> _WHAT TO DO_
Using the data below, copy each line that includes the word "image".

(Dataset records)
════════════════════

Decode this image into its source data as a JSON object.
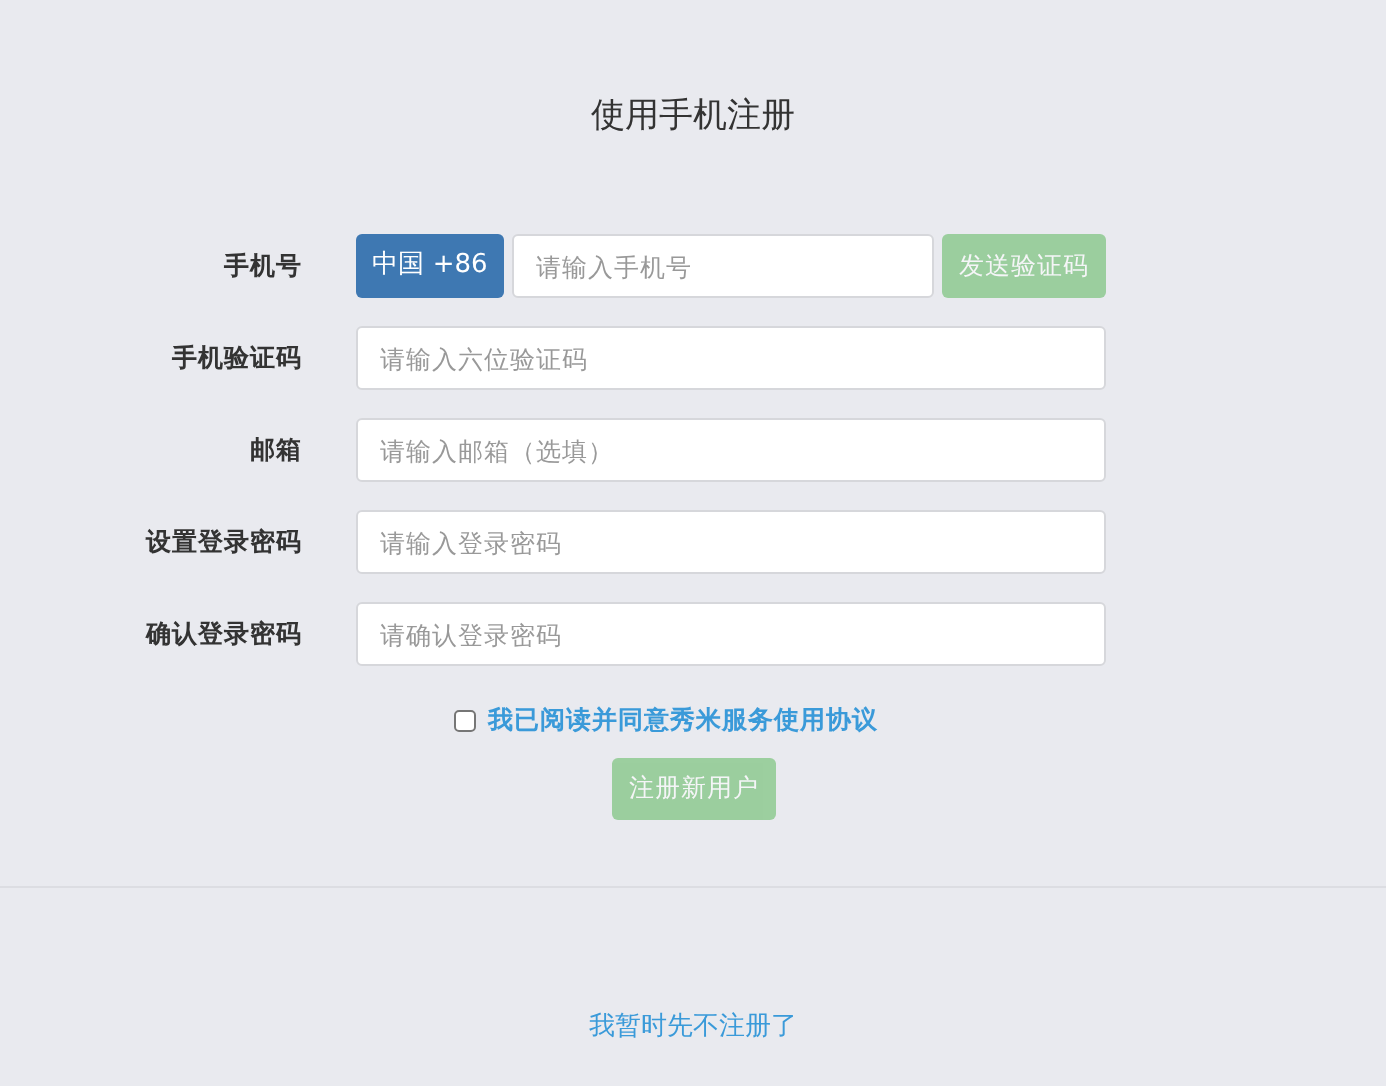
{
  "title": "使用手机注册",
  "fields": [
    {
      "label": "手机号",
      "kind": "phone",
      "country_code": "中国 +86",
      "placeholder": "请输入手机号",
      "send_button": {
        "label": "发送验证码",
        "disabled": true
      }
    },
    {
      "label": "手机验证码",
      "kind": "text",
      "placeholder": "请输入六位验证码"
    },
    {
      "label": "邮箱",
      "kind": "text",
      "placeholder": "请输入邮箱（选填）"
    },
    {
      "label": "设置登录密码",
      "kind": "text",
      "placeholder": "请输入登录密码"
    },
    {
      "label": "确认登录密码",
      "kind": "text",
      "placeholder": "请确认登录密码"
    }
  ],
  "agreement": {
    "label": "我已阅读并同意秀米服务使用协议",
    "checked": false
  },
  "register_button": {
    "label": "注册新用户",
    "disabled": true
  },
  "skip_link": "我暂时先不注册了"
}
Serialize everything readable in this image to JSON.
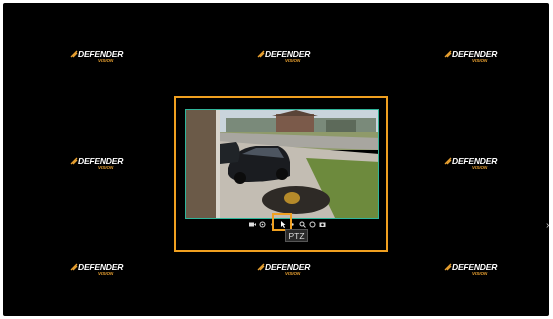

════════════════════

> _SOLUTION TO THIS PROBLEM_
Decode this image into its source data as a JSON object.
Serialize everything readable in this image to JSON.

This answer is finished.